▶ _What needs to be done_
Quote the listing below in full and exactly as written, but omit every picture.

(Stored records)
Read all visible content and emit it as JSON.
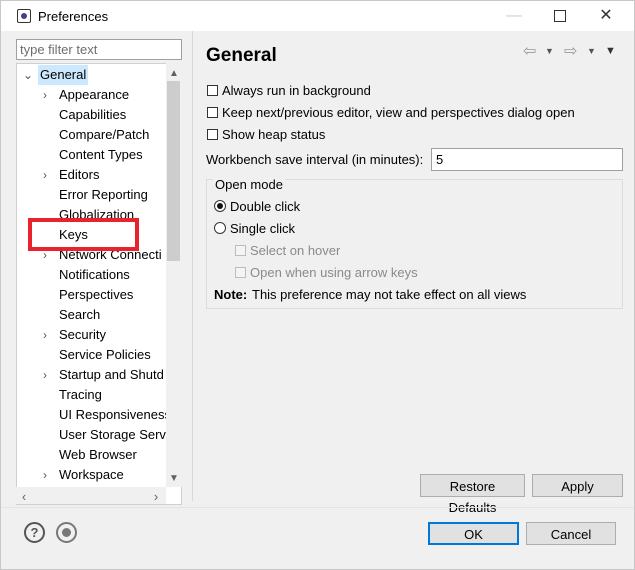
{
  "window": {
    "title": "Preferences"
  },
  "filter": {
    "placeholder": "type filter text"
  },
  "tree": {
    "root": "General",
    "items": [
      "Appearance",
      "Capabilities",
      "Compare/Patch",
      "Content Types",
      "Editors",
      "Error Reporting",
      "Globalization",
      "Keys",
      "Network Connecti",
      "Notifications",
      "Perspectives",
      "Search",
      "Security",
      "Service Policies",
      "Startup and Shutd",
      "Tracing",
      "UI Responsiveness",
      "User Storage Serv",
      "Web Browser",
      "Workspace"
    ]
  },
  "page": {
    "title": "General",
    "always_run_bg": "Always run in background",
    "keep_next_prev": "Keep next/previous editor, view and perspectives dialog open",
    "show_heap": "Show heap status",
    "interval_label": "Workbench save interval (in minutes):",
    "interval_value": "5",
    "open_mode": {
      "label": "Open mode",
      "double_click": "Double click",
      "single_click": "Single click",
      "select_on_hover": "Select on hover",
      "open_arrow_keys": "Open when using arrow keys"
    },
    "note_label": "Note:",
    "note_text": "This preference may not take effect on all views"
  },
  "buttons": {
    "restore_defaults": "Restore Defaults",
    "apply": "Apply",
    "ok": "OK",
    "cancel": "Cancel"
  },
  "icons": {
    "help": "?",
    "back": "⇦",
    "forward": "⇨",
    "dropdown": "▼"
  },
  "colors": {
    "selection": "#cce8ff",
    "default_button_border": "#0078d7",
    "highlight_box": "#e8232d"
  }
}
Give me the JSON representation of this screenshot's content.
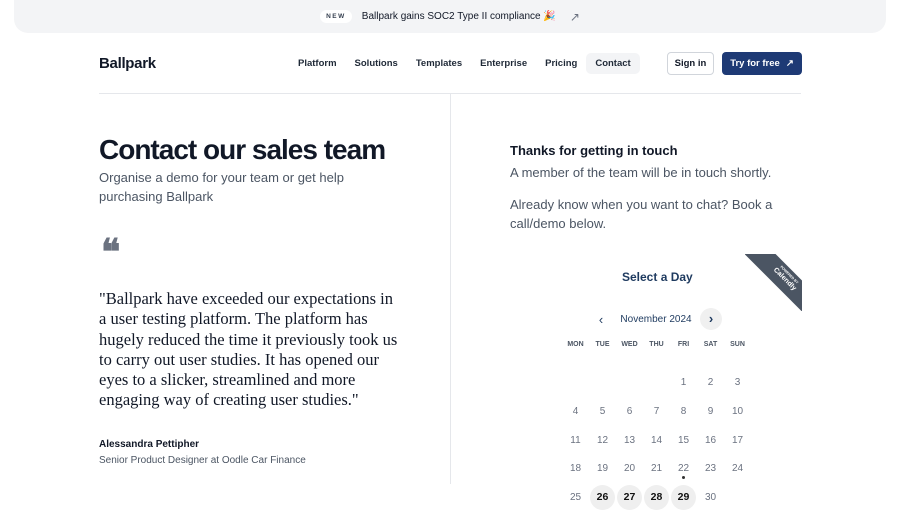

▶ _Answer to the task_
Read all visible content and emit it as JSON.
{
  "window": {
    "title": "Preferences"
  },
  "filter": {
    "placeholder": "type filter text"
  },
  "tree": {
    "root": "General",
    "items": [
      "Appearance",
      "Capabilities",
      "Compare/Patch",
      "Content Types",
      "Editors",
      "Error Reporting",
      "Globalization",
      "Keys",
      "Network Connecti",
      "Notifications",
      "Perspectives",
      "Search",
      "Security",
      "Service Policies",
      "Startup and Shutd",
      "Tracing",
      "UI Responsiveness",
      "User Storage Serv",
      "Web Browser",
      "Workspace"
    ]
  },
  "page": {
    "title": "General",
    "always_run_bg": "Always run in background",
    "keep_next_prev": "Keep next/previous editor, view and perspectives dialog open",
    "show_heap": "Show heap status",
    "interval_label": "Workbench save interval (in minutes):",
    "interval_value": "5",
    "open_mode": {
      "label": "Open mode",
      "double_click": "Double click",
      "single_click": "Single click",
      "select_on_hover": "Select on hover",
      "open_arrow_keys": "Open when using arrow keys"
    },
    "note_label": "Note:",
    "note_text": "This preference may not take effect on all views"
  },
  "buttons": {
    "restore_defaults": "Restore Defaults",
    "apply": "Apply",
    "ok": "OK",
    "cancel": "Cancel"
  },
  "icons": {
    "help": "?",
    "back": "⇦",
    "forward": "⇨",
    "dropdown": "▼"
  },
  "colors": {
    "selection": "#cce8ff",
    "default_button_border": "#0078d7",
    "highlight_box": "#e8232d"
  }
}
Give me the JSON representation of this screenshot's content.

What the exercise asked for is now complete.